--- Begin ---

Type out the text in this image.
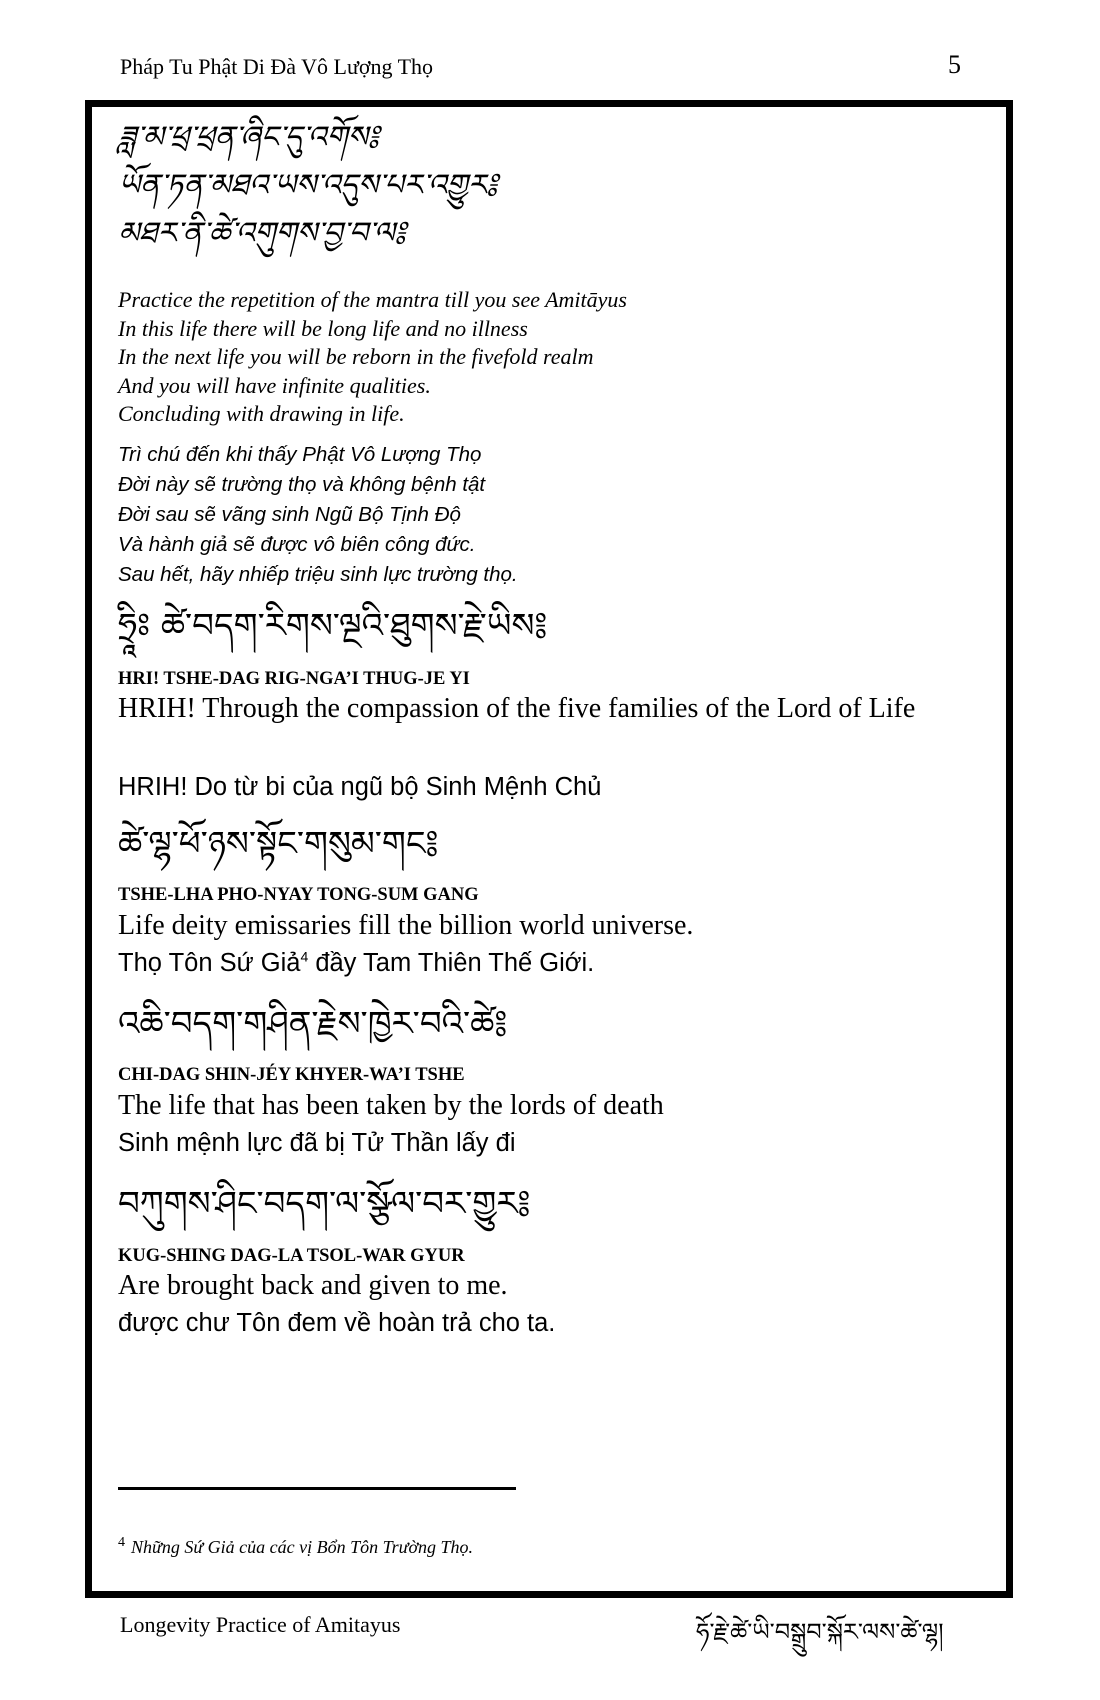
Pháp Tu Phật Di Đà Vô Lượng Thọ	5
ཟླ་མ་ཕྲ་ཕྲན་ཞིང་དུ་འགོས༔
ཡོན་ཏན་མཐའ་ཡས་འདུས་པར་འགྱུར༔
མཐར་ནི་ཚེ་འགུགས་བྱ་བ་ལ༔
Practice the repetition of the mantra till you see Amitāyus
In this life there will be long life and no illness
In the next life you will be reborn in the fivefold realm
And you will have infinite qualities.
Concluding with drawing in life.
Trì chú đến khi thấy Phật Vô Lượng Thọ
Đời này sẽ trường thọ và không bệnh tật
Đời sau sẽ vãng sinh Ngũ Bộ Tịnh Độ
Và hành giả sẽ được vô biên công đức.
Sau hết, hãy nhiếp triệu sinh lực trường thọ.
ཧྲཱིཿ ཚེ་བདག་རིགས་ལྔའི་ཐུགས་རྗེ་ཡིས༔
HRI! TSHE-DAG RIG-NGA’I THUG-JE YI
HRIH! Through the compassion of the five families of the Lord of Life
HRIH! Do từ bi của ngũ bộ Sinh Mệnh Chủ
ཚེ་ལྷ་ཕོ་ཉས་སྟོང་གསུམ་གང༔
TSHE-LHA PHO-NYAY TONG-SUM GANG
Life deity emissaries fill the billion world universe.
Thọ Tôn Sứ Giả$^4$ đầy Tam Thiên Thế Giới.
འཆི་བདག་གཤིན་རྗེས་ཁྱེར་བའི་ཚེ༔
CHI-DAG SHIN-JÉY KHYER-WA’I TSHE
The life that has been taken by the lords of death
Sinh mệnh lực đã bị Tử Thần lấy đi
བཀུགས་ཤིང་བདག་ལ་སྩོལ་བར་གྱུར༔
KUG-SHING DAG-LA TSOL-WAR GYUR
Are brought back and given to me.
được chư Tôn đem về hoàn trả cho ta.
$^4$ Những Sứ Giả của các vị Bổn Tôn Trường Thọ.
Longevity Practice of Amitayus	ཧོ་རྗེ་ཚེ་ཡི་བསྒྲུབ་སྐོར་ལས་ཚེ་ལྷ།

--- End ---

THE TASK: Write out the entries above word for word. Do not include the pictures.

TASK SOLUTION:
Type out the text in this image.
Pháp Tu Phật Di Đà Vô Lượng Thọ	5
ཟླ་མ་ཕྲ་ཕྲན་ཞིང་དུ་འགོས༔
ཡོན་ཏན་མཐའ་ཡས་འདུས་པར་འགྱུར༔
མཐར་ནི་ཚེ་འགུགས་བྱ་བ་ལ༔
Practice the repetition of the mantra till you see Amitāyus
In this life there will be long life and no illness
In the next life you will be reborn in the fivefold realm
And you will have infinite qualities.
Concluding with drawing in life.
Trì chú đến khi thấy Phật Vô Lượng Thọ
Đời này sẽ trường thọ và không bệnh tật
Đời sau sẽ vãng sinh Ngũ Bộ Tịnh Độ
Và hành giả sẽ được vô biên công đức.
Sau hết, hãy nhiếp triệu sinh lực trường thọ.
ཧྲཱིཿ ཚེ་བདག་རིགས་ལྔའི་ཐུགས་རྗེ་ཡིས༔
HRI! TSHE-DAG RIG-NGA’I THUG-JE YI
HRIH! Through the compassion of the five families of the Lord of Life
HRIH! Do từ bi của ngũ bộ Sinh Mệnh Chủ
ཚེ་ལྷ་ཕོ་ཉས་སྟོང་གསུམ་གང༔
TSHE-LHA PHO-NYAY TONG-SUM GANG
Life deity emissaries fill the billion world universe.
Thọ Tôn Sứ Giả$^4$ đầy Tam Thiên Thế Giới.
འཆི་བདག་གཤིན་རྗེས་ཁྱེར་བའི་ཚེ༔
CHI-DAG SHIN-JÉY KHYER-WA’I TSHE
The life that has been taken by the lords of death
Sinh mệnh lực đã bị Tử Thần lấy đi
བཀུགས་ཤིང་བདག་ལ་སྩོལ་བར་གྱུར༔
KUG-SHING DAG-LA TSOL-WAR GYUR
Are brought back and given to me.
được chư Tôn đem về hoàn trả cho ta.
$^4$ Những Sứ Giả của các vị Bổn Tôn Trường Thọ.
Longevity Practice of Amitayus	ཧོ་རྗེ་ཚེ་ཡི་བསྒྲུབ་སྐོར་ལས་ཚེ་ལྷ།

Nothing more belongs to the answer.